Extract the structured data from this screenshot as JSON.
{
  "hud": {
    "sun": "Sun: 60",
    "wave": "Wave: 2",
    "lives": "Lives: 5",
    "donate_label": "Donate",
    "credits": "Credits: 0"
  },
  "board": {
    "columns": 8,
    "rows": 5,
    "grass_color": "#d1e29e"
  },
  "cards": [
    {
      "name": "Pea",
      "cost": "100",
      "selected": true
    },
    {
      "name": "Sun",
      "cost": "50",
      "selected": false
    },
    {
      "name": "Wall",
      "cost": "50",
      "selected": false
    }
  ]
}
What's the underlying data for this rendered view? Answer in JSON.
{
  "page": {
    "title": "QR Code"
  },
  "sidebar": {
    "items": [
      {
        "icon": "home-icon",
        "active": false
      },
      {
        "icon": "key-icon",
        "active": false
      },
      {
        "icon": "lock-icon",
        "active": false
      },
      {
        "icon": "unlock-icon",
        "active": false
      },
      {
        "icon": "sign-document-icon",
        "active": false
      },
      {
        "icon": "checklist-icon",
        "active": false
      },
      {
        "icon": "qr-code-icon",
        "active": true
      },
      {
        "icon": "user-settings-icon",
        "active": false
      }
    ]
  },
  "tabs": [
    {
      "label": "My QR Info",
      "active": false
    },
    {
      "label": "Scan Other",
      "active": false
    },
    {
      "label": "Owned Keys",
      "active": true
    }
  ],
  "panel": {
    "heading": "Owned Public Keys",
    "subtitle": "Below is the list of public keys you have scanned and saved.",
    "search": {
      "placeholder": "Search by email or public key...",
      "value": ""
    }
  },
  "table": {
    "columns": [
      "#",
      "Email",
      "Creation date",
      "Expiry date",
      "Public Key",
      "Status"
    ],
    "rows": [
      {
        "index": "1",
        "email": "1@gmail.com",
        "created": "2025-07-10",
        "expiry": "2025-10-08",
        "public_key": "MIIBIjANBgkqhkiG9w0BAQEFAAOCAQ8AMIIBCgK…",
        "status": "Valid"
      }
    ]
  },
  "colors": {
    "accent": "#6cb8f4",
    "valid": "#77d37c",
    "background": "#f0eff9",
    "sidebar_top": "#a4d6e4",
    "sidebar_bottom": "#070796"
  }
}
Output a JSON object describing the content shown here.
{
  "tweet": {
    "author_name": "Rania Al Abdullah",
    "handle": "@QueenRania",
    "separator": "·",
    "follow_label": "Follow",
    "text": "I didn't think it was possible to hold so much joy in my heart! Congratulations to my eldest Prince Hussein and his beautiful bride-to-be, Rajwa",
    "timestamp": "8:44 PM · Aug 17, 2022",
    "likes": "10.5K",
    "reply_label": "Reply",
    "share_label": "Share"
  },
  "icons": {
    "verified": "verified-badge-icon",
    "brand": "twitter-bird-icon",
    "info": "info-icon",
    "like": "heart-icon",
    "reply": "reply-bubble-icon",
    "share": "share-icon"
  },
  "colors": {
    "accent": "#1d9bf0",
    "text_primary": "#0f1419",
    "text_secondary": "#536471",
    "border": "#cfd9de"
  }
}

○ ○ ○ ○

● PROBLEM TO WORK ON
Reproduce the entries above in full, verbatim.

● EXPECTED ANSWER
Extract the structured data from this screenshot as JSON.
{
  "hud": {
    "sun": "Sun: 60",
    "wave": "Wave: 2",
    "lives": "Lives: 5",
    "donate_label": "Donate",
    "credits": "Credits: 0"
  },
  "board": {
    "columns": 8,
    "rows": 5,
    "grass_color": "#d1e29e"
  },
  "cards": [
    {
      "name": "Pea",
      "cost": "100",
      "selected": true
    },
    {
      "name": "Sun",
      "cost": "50",
      "selected": false
    },
    {
      "name": "Wall",
      "cost": "50",
      "selected": false
    }
  ]
}
What's the underlying data for this rendered view? Answer in JSON.
{
  "page": {
    "title": "QR Code"
  },
  "sidebar": {
    "items": [
      {
        "icon": "home-icon",
        "active": false
      },
      {
        "icon": "key-icon",
        "active": false
      },
      {
        "icon": "lock-icon",
        "active": false
      },
      {
        "icon": "unlock-icon",
        "active": false
      },
      {
        "icon": "sign-document-icon",
        "active": false
      },
      {
        "icon": "checklist-icon",
        "active": false
      },
      {
        "icon": "qr-code-icon",
        "active": true
      },
      {
        "icon": "user-settings-icon",
        "active": false
      }
    ]
  },
  "tabs": [
    {
      "label": "My QR Info",
      "active": false
    },
    {
      "label": "Scan Other",
      "active": false
    },
    {
      "label": "Owned Keys",
      "active": true
    }
  ],
  "panel": {
    "heading": "Owned Public Keys",
    "subtitle": "Below is the list of public keys you have scanned and saved.",
    "search": {
      "placeholder": "Search by email or public key...",
      "value": ""
    }
  },
  "table": {
    "columns": [
      "#",
      "Email",
      "Creation date",
      "Expiry date",
      "Public Key",
      "Status"
    ],
    "rows": [
      {
        "index": "1",
        "email": "1@gmail.com",
        "created": "2025-07-10",
        "expiry": "2025-10-08",
        "public_key": "MIIBIjANBgkqhkiG9w0BAQEFAAOCAQ8AMIIBCgK…",
        "status": "Valid"
      }
    ]
  },
  "colors": {
    "accent": "#6cb8f4",
    "valid": "#77d37c",
    "background": "#f0eff9",
    "sidebar_top": "#a4d6e4",
    "sidebar_bottom": "#070796"
  }
}
Output a JSON object describing the content shown here.
{
  "tweet": {
    "author_name": "Rania Al Abdullah",
    "handle": "@QueenRania",
    "separator": "·",
    "follow_label": "Follow",
    "text": "I didn't think it was possible to hold so much joy in my heart! Congratulations to my eldest Prince Hussein and his beautiful bride-to-be, Rajwa",
    "timestamp": "8:44 PM · Aug 17, 2022",
    "likes": "10.5K",
    "reply_label": "Reply",
    "share_label": "Share"
  },
  "icons": {
    "verified": "verified-badge-icon",
    "brand": "twitter-bird-icon",
    "info": "info-icon",
    "like": "heart-icon",
    "reply": "reply-bubble-icon",
    "share": "share-icon"
  },
  "colors": {
    "accent": "#1d9bf0",
    "text_primary": "#0f1419",
    "text_secondary": "#536471",
    "border": "#cfd9de"
  }
}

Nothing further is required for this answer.